- Stated goal: Reproduce the listing that follows with no differences at all.

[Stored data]
┏━━

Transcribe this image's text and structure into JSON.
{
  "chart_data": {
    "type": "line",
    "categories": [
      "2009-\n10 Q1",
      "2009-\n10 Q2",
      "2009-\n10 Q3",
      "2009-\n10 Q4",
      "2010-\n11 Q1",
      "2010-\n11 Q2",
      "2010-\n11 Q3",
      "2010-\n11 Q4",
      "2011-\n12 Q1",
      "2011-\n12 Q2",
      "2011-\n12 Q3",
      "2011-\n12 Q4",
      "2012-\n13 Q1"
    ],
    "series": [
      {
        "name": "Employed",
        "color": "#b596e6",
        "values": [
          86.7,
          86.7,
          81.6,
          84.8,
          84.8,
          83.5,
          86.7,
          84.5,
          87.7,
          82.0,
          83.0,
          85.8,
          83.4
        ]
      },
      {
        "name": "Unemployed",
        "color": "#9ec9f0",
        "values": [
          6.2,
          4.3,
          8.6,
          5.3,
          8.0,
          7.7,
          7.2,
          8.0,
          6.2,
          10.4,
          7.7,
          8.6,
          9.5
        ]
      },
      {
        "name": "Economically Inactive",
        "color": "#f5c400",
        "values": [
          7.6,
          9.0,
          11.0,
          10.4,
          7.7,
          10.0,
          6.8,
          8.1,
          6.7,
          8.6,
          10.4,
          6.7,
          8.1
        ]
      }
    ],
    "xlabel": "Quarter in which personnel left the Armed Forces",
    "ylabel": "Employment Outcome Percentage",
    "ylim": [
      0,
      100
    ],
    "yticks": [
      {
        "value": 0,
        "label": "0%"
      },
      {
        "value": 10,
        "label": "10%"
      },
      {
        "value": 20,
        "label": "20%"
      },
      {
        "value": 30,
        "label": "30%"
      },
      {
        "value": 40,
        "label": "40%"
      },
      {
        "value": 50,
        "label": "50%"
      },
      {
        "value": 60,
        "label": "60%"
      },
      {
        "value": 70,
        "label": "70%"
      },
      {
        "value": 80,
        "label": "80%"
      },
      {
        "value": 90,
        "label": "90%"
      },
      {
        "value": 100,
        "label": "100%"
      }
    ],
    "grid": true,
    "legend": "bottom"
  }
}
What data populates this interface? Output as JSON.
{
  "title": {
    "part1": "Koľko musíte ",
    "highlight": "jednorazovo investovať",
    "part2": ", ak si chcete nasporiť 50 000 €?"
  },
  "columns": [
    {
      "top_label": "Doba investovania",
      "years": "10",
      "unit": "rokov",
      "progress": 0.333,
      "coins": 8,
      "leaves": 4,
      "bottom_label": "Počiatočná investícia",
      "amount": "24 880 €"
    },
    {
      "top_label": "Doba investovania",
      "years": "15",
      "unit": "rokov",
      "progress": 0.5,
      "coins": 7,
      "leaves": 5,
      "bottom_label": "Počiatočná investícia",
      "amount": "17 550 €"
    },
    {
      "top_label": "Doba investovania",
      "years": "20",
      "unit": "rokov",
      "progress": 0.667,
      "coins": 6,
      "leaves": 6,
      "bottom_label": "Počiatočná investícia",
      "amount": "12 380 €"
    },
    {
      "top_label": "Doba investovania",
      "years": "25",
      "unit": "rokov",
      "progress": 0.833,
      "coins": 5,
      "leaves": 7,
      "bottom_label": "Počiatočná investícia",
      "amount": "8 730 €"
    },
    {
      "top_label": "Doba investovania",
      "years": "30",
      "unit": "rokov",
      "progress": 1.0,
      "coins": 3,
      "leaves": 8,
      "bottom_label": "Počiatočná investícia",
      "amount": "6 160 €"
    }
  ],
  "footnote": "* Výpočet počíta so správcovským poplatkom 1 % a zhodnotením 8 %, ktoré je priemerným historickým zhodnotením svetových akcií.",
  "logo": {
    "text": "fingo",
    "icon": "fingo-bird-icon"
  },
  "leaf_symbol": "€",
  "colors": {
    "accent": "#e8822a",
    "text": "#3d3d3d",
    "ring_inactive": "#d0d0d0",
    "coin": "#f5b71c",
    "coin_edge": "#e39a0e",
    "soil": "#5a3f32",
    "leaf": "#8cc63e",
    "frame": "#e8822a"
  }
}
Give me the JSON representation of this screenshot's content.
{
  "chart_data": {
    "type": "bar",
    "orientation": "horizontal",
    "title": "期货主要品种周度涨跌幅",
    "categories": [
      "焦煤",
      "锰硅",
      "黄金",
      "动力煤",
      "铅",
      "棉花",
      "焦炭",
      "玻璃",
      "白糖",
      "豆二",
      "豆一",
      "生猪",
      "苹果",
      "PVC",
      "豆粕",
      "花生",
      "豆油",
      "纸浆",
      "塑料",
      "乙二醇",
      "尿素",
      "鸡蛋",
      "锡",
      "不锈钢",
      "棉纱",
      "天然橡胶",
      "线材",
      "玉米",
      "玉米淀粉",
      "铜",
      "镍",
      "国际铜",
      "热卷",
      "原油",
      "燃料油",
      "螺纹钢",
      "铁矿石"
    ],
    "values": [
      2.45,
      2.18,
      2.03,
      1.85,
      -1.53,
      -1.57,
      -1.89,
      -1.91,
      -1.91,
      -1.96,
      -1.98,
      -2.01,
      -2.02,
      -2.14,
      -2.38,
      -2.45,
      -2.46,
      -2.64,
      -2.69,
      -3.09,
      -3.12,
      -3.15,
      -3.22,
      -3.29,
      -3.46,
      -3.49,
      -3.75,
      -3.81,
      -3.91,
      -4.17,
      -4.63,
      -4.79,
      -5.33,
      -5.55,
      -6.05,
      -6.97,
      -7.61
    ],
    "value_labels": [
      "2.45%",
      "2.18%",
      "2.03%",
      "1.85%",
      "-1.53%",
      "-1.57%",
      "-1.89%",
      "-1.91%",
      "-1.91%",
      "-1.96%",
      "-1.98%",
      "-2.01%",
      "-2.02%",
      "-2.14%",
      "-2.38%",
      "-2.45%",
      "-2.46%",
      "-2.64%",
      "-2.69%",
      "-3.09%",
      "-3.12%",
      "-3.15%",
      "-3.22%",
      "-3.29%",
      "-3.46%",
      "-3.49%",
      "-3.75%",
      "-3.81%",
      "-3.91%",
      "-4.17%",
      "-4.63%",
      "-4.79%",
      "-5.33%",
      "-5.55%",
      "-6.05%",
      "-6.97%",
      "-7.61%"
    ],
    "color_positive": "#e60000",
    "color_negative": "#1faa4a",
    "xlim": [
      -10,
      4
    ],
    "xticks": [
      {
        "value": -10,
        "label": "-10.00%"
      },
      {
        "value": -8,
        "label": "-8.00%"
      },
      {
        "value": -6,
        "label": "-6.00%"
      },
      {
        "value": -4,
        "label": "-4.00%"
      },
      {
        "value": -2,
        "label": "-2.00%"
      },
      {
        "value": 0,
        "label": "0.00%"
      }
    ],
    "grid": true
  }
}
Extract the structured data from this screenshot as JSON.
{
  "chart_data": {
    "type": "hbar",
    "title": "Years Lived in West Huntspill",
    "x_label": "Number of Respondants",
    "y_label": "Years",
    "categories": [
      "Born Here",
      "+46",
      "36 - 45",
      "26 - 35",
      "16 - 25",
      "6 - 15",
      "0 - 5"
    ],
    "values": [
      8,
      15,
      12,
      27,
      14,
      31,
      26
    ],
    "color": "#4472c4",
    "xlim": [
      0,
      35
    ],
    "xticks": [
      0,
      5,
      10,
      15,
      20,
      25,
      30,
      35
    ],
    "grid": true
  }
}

┗━━

- Worked answer:
Transcribe this image's text and structure into JSON.
{
  "chart_data": {
    "type": "line",
    "categories": [
      "2009-\n10 Q1",
      "2009-\n10 Q2",
      "2009-\n10 Q3",
      "2009-\n10 Q4",
      "2010-\n11 Q1",
      "2010-\n11 Q2",
      "2010-\n11 Q3",
      "2010-\n11 Q4",
      "2011-\n12 Q1",
      "2011-\n12 Q2",
      "2011-\n12 Q3",
      "2011-\n12 Q4",
      "2012-\n13 Q1"
    ],
    "series": [
      {
        "name": "Employed",
        "color": "#b596e6",
        "values": [
          86.7,
          86.7,
          81.6,
          84.8,
          84.8,
          83.5,
          86.7,
          84.5,
          87.7,
          82.0,
          83.0,
          85.8,
          83.4
        ]
      },
      {
        "name": "Unemployed",
        "color": "#9ec9f0",
        "values": [
          6.2,
          4.3,
          8.6,
          5.3,
          8.0,
          7.7,
          7.2,
          8.0,
          6.2,
          10.4,
          7.7,
          8.6,
          9.5
        ]
      },
      {
        "name": "Economically Inactive",
        "color": "#f5c400",
        "values": [
          7.6,
          9.0,
          11.0,
          10.4,
          7.7,
          10.0,
          6.8,
          8.1,
          6.7,
          8.6,
          10.4,
          6.7,
          8.1
        ]
      }
    ],
    "xlabel": "Quarter in which personnel left the Armed Forces",
    "ylabel": "Employment Outcome Percentage",
    "ylim": [
      0,
      100
    ],
    "yticks": [
      {
        "value": 0,
        "label": "0%"
      },
      {
        "value": 10,
        "label": "10%"
      },
      {
        "value": 20,
        "label": "20%"
      },
      {
        "value": 30,
        "label": "30%"
      },
      {
        "value": 40,
        "label": "40%"
      },
      {
        "value": 50,
        "label": "50%"
      },
      {
        "value": 60,
        "label": "60%"
      },
      {
        "value": 70,
        "label": "70%"
      },
      {
        "value": 80,
        "label": "80%"
      },
      {
        "value": 90,
        "label": "90%"
      },
      {
        "value": 100,
        "label": "100%"
      }
    ],
    "grid": true,
    "legend": "bottom"
  }
}
What data populates this interface? Output as JSON.
{
  "title": {
    "part1": "Koľko musíte ",
    "highlight": "jednorazovo investovať",
    "part2": ", ak si chcete nasporiť 50 000 €?"
  },
  "columns": [
    {
      "top_label": "Doba investovania",
      "years": "10",
      "unit": "rokov",
      "progress": 0.333,
      "coins": 8,
      "leaves": 4,
      "bottom_label": "Počiatočná investícia",
      "amount": "24 880 €"
    },
    {
      "top_label": "Doba investovania",
      "years": "15",
      "unit": "rokov",
      "progress": 0.5,
      "coins": 7,
      "leaves": 5,
      "bottom_label": "Počiatočná investícia",
      "amount": "17 550 €"
    },
    {
      "top_label": "Doba investovania",
      "years": "20",
      "unit": "rokov",
      "progress": 0.667,
      "coins": 6,
      "leaves": 6,
      "bottom_label": "Počiatočná investícia",
      "amount": "12 380 €"
    },
    {
      "top_label": "Doba investovania",
      "years": "25",
      "unit": "rokov",
      "progress": 0.833,
      "coins": 5,
      "leaves": 7,
      "bottom_label": "Počiatočná investícia",
      "amount": "8 730 €"
    },
    {
      "top_label": "Doba investovania",
      "years": "30",
      "unit": "rokov",
      "progress": 1.0,
      "coins": 3,
      "leaves": 8,
      "bottom_label": "Počiatočná investícia",
      "amount": "6 160 €"
    }
  ],
  "footnote": "* Výpočet počíta so správcovským poplatkom 1 % a zhodnotením 8 %, ktoré je priemerným historickým zhodnotením svetových akcií.",
  "logo": {
    "text": "fingo",
    "icon": "fingo-bird-icon"
  },
  "leaf_symbol": "€",
  "colors": {
    "accent": "#e8822a",
    "text": "#3d3d3d",
    "ring_inactive": "#d0d0d0",
    "coin": "#f5b71c",
    "coin_edge": "#e39a0e",
    "soil": "#5a3f32",
    "leaf": "#8cc63e",
    "frame": "#e8822a"
  }
}
Give me the JSON representation of this screenshot's content.
{
  "chart_data": {
    "type": "bar",
    "orientation": "horizontal",
    "title": "期货主要品种周度涨跌幅",
    "categories": [
      "焦煤",
      "锰硅",
      "黄金",
      "动力煤",
      "铅",
      "棉花",
      "焦炭",
      "玻璃",
      "白糖",
      "豆二",
      "豆一",
      "生猪",
      "苹果",
      "PVC",
      "豆粕",
      "花生",
      "豆油",
      "纸浆",
      "塑料",
      "乙二醇",
      "尿素",
      "鸡蛋",
      "锡",
      "不锈钢",
      "棉纱",
      "天然橡胶",
      "线材",
      "玉米",
      "玉米淀粉",
      "铜",
      "镍",
      "国际铜",
      "热卷",
      "原油",
      "燃料油",
      "螺纹钢",
      "铁矿石"
    ],
    "values": [
      2.45,
      2.18,
      2.03,
      1.85,
      -1.53,
      -1.57,
      -1.89,
      -1.91,
      -1.91,
      -1.96,
      -1.98,
      -2.01,
      -2.02,
      -2.14,
      -2.38,
      -2.45,
      -2.46,
      -2.64,
      -2.69,
      -3.09,
      -3.12,
      -3.15,
      -3.22,
      -3.29,
      -3.46,
      -3.49,
      -3.75,
      -3.81,
      -3.91,
      -4.17,
      -4.63,
      -4.79,
      -5.33,
      -5.55,
      -6.05,
      -6.97,
      -7.61
    ],
    "value_labels": [
      "2.45%",
      "2.18%",
      "2.03%",
      "1.85%",
      "-1.53%",
      "-1.57%",
      "-1.89%",
      "-1.91%",
      "-1.91%",
      "-1.96%",
      "-1.98%",
      "-2.01%",
      "-2.02%",
      "-2.14%",
      "-2.38%",
      "-2.45%",
      "-2.46%",
      "-2.64%",
      "-2.69%",
      "-3.09%",
      "-3.12%",
      "-3.15%",
      "-3.22%",
      "-3.29%",
      "-3.46%",
      "-3.49%",
      "-3.75%",
      "-3.81%",
      "-3.91%",
      "-4.17%",
      "-4.63%",
      "-4.79%",
      "-5.33%",
      "-5.55%",
      "-6.05%",
      "-6.97%",
      "-7.61%"
    ],
    "color_positive": "#e60000",
    "color_negative": "#1faa4a",
    "xlim": [
      -10,
      4
    ],
    "xticks": [
      {
        "value": -10,
        "label": "-10.00%"
      },
      {
        "value": -8,
        "label": "-8.00%"
      },
      {
        "value": -6,
        "label": "-6.00%"
      },
      {
        "value": -4,
        "label": "-4.00%"
      },
      {
        "value": -2,
        "label": "-2.00%"
      },
      {
        "value": 0,
        "label": "0.00%"
      }
    ],
    "grid": true
  }
}
Extract the structured data from this screenshot as JSON.
{
  "chart_data": {
    "type": "hbar",
    "title": "Years Lived in West Huntspill",
    "x_label": "Number of Respondants",
    "y_label": "Years",
    "categories": [
      "Born Here",
      "+46",
      "36 - 45",
      "26 - 35",
      "16 - 25",
      "6 - 15",
      "0 - 5"
    ],
    "values": [
      8,
      15,
      12,
      27,
      14,
      31,
      26
    ],
    "color": "#4472c4",
    "xlim": [
      0,
      35
    ],
    "xticks": [
      0,
      5,
      10,
      15,
      20,
      25,
      30,
      35
    ],
    "grid": true
  }
}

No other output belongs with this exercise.